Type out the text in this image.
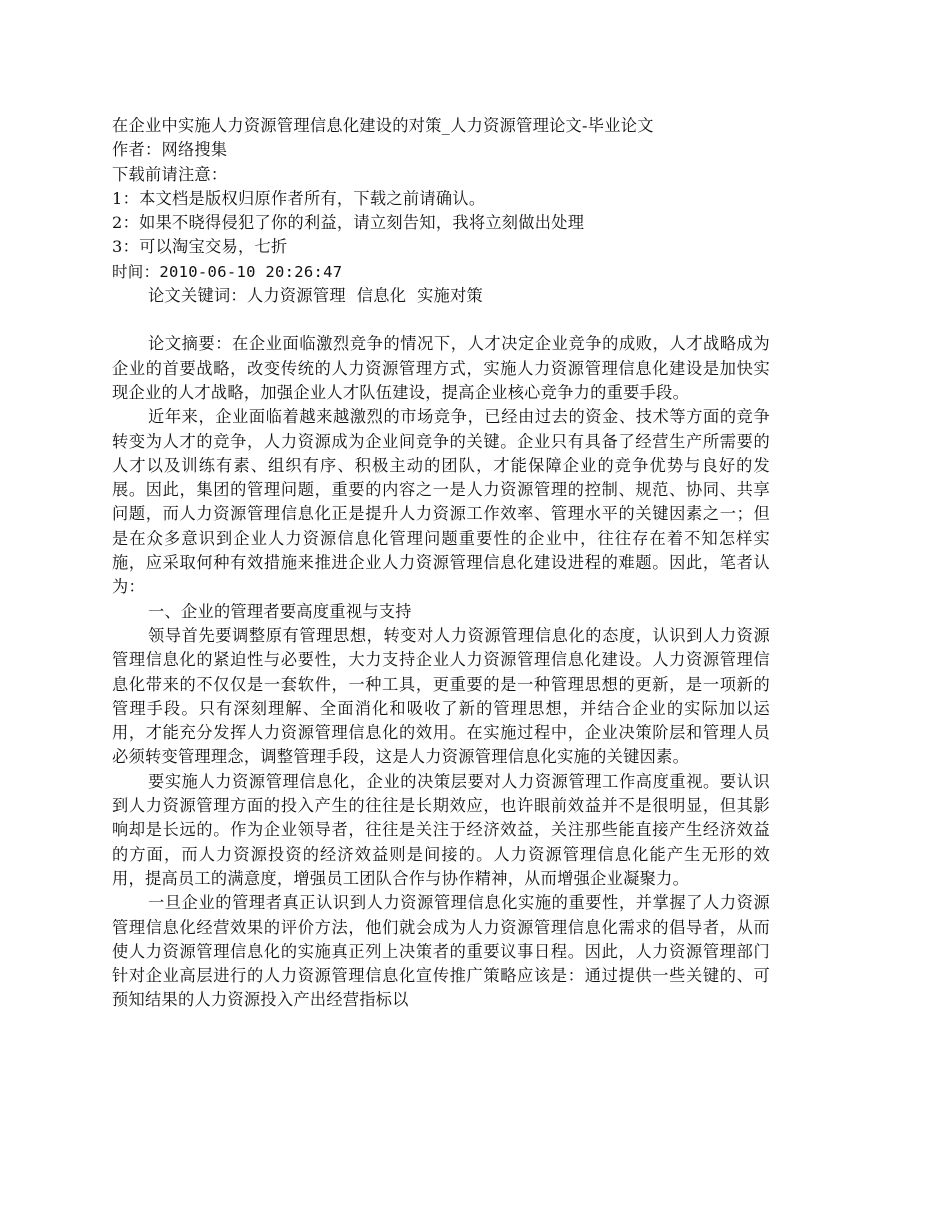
在企业中实施人力资源管理信息化建设的对策_人力资源管理论文-毕业论文

作者：网络搜集

下载前请注意：

1：本文档是版权归原作者所有，下载之前请确认。

2：如果不晓得侵犯了你的利益，请立刻告知，我将立刻做出处理

3：可以淘宝交易，七折

时间：2010-06-10 20:26:47

论文关键词：人力资源管理  信息化  实施对策

论文摘要：在企业面临激烈竞争的情况下，人才决定企业竞争的成败，人才战略成为企业的首要战略，改变传统的人力资源管理方式，实施人力资源管理信息化建设是加快实现企业的人才战略，加强企业人才队伍建设，提高企业核心竞争力的重要手段。

近年来，企业面临着越来越激烈的市场竞争，已经由过去的资金、技术等方面的竞争转变为人才的竞争，人力资源成为企业间竞争的关键。企业只有具备了经营生产所需要的人才以及训练有素、组织有序、积极主动的团队，才能保障企业的竞争优势与良好的发展。因此，集团的管理问题，重要的内容之一是人力资源管理的控制、规范、协同、共享问题，而人力资源管理信息化正是提升人力资源工作效率、管理水平的关键因素之一；但是在众多意识到企业人力资源信息化管理问题重要性的企业中，往往存在着不知怎样实施，应采取何种有效措施来推进企业人力资源管理信息化建设进程的难题。因此，笔者认为：

一、企业的管理者要高度重视与支持

领导首先要调整原有管理思想，转变对人力资源管理信息化的态度，认识到人力资源管理信息化的紧迫性与必要性，大力支持企业人力资源管理信息化建设。人力资源管理信息化带来的不仅仅是一套软件，一种工具，更重要的是一种管理思想的更新，是一项新的管理手段。只有深刻理解、全面消化和吸收了新的管理思想，并结合企业的实际加以运用，才能充分发挥人力资源管理信息化的效用。在实施过程中，企业决策阶层和管理人员必须转变管理理念，调整管理手段，这是人力资源管理信息化实施的关键因素。

要实施人力资源管理信息化，企业的决策层要对人力资源管理工作高度重视。要认识到人力资源管理方面的投入产生的往往是长期效应，也许眼前效益并不是很明显，但其影响却是长远的。作为企业领导者，往往是关注于经济效益，关注那些能直接产生经济效益的方面，而人力资源投资的经济效益则是间接的。人力资源管理信息化能产生无形的效用，提高员工的满意度，增强员工团队合作与协作精神，从而增强企业凝聚力。

一旦企业的管理者真正认识到人力资源管理信息化实施的重要性，并掌握了人力资源管理信息化经营效果的评价方法，他们就会成为人力资源管理信息化需求的倡导者，从而使人力资源管理信息化的实施真正列上决策者的重要议事日程。因此，人力资源管理部门针对企业高层进行的人力资源管理信息化宣传推广策略应该是：通过提供一些关键的、可预知结果的人力资源投入产出经营指标以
========
Copy the material above exactly and drop the pictures.

Type out the text in this image.
在企业中实施人力资源管理信息化建设的对策_人力资源管理论文-毕业论文

作者：网络搜集

下载前请注意：

1：本文档是版权归原作者所有，下载之前请确认。

2：如果不晓得侵犯了你的利益，请立刻告知，我将立刻做出处理

3：可以淘宝交易，七折

时间：2010-06-10 20:26:47

论文关键词：人力资源管理  信息化  实施对策

论文摘要：在企业面临激烈竞争的情况下，人才决定企业竞争的成败，人才战略成为企业的首要战略，改变传统的人力资源管理方式，实施人力资源管理信息化建设是加快实现企业的人才战略，加强企业人才队伍建设，提高企业核心竞争力的重要手段。

近年来，企业面临着越来越激烈的市场竞争，已经由过去的资金、技术等方面的竞争转变为人才的竞争，人力资源成为企业间竞争的关键。企业只有具备了经营生产所需要的人才以及训练有素、组织有序、积极主动的团队，才能保障企业的竞争优势与良好的发展。因此，集团的管理问题，重要的内容之一是人力资源管理的控制、规范、协同、共享问题，而人力资源管理信息化正是提升人力资源工作效率、管理水平的关键因素之一；但是在众多意识到企业人力资源信息化管理问题重要性的企业中，往往存在着不知怎样实施，应采取何种有效措施来推进企业人力资源管理信息化建设进程的难题。因此，笔者认为：

一、企业的管理者要高度重视与支持

领导首先要调整原有管理思想，转变对人力资源管理信息化的态度，认识到人力资源管理信息化的紧迫性与必要性，大力支持企业人力资源管理信息化建设。人力资源管理信息化带来的不仅仅是一套软件，一种工具，更重要的是一种管理思想的更新，是一项新的管理手段。只有深刻理解、全面消化和吸收了新的管理思想，并结合企业的实际加以运用，才能充分发挥人力资源管理信息化的效用。在实施过程中，企业决策阶层和管理人员必须转变管理理念，调整管理手段，这是人力资源管理信息化实施的关键因素。

要实施人力资源管理信息化，企业的决策层要对人力资源管理工作高度重视。要认识到人力资源管理方面的投入产生的往往是长期效应，也许眼前效益并不是很明显，但其影响却是长远的。作为企业领导者，往往是关注于经济效益，关注那些能直接产生经济效益的方面，而人力资源投资的经济效益则是间接的。人力资源管理信息化能产生无形的效用，提高员工的满意度，增强员工团队合作与协作精神，从而增强企业凝聚力。

一旦企业的管理者真正认识到人力资源管理信息化实施的重要性，并掌握了人力资源管理信息化经营效果的评价方法，他们就会成为人力资源管理信息化需求的倡导者，从而使人力资源管理信息化的实施真正列上决策者的重要议事日程。因此，人力资源管理部门针对企业高层进行的人力资源管理信息化宣传推广策略应该是：通过提供一些关键的、可预知结果的人力资源投入产出经营指标以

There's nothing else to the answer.